Using the records below, count the lines with "color" in them. Give the number only.

-*-*-

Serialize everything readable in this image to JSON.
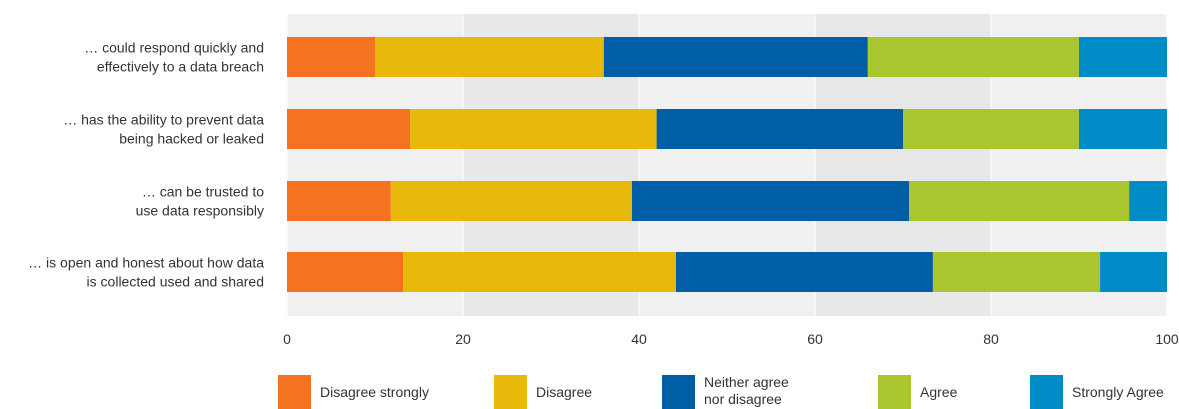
{
  "chart_data": {
    "type": "bar",
    "orientation": "horizontal",
    "stacked": true,
    "categories": [
      [
        "… could respond quickly and",
        "effectively to a data breach"
      ],
      [
        "… has the ability to prevent data",
        "being hacked or leaked"
      ],
      [
        "… can be trusted to",
        "use data responsibly"
      ],
      [
        "… is open and honest about how data",
        "is collected used and shared"
      ]
    ],
    "series": [
      {
        "name": "Disagree strongly",
        "color": "#F47321",
        "values": [
          10,
          14,
          11.8,
          13.2
        ]
      },
      {
        "name": "Disagree",
        "color": "#E8B80B",
        "values": [
          26,
          28,
          27.4,
          31
        ]
      },
      {
        "name": "Neither agree nor disagree",
        "color": "#005EA6",
        "values": [
          30,
          28,
          31.5,
          29.2
        ]
      },
      {
        "name": "Agree",
        "color": "#A9C52F",
        "values": [
          24,
          20,
          25,
          19
        ]
      },
      {
        "name": "Strongly Agree",
        "color": "#008CC6",
        "values": [
          10,
          10,
          4.3,
          7.6
        ]
      }
    ],
    "xlim": [
      0,
      100
    ],
    "xticks": [
      "0",
      "20",
      "40",
      "60",
      "80",
      "100"
    ],
    "grid": true,
    "legend_position": "bottom"
  }
}
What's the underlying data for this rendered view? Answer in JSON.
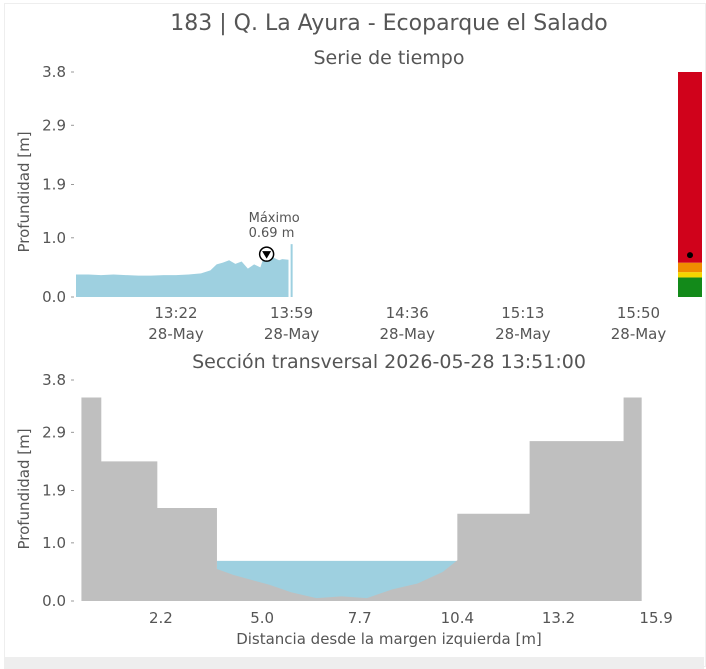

-*-*-

Solved problem. 5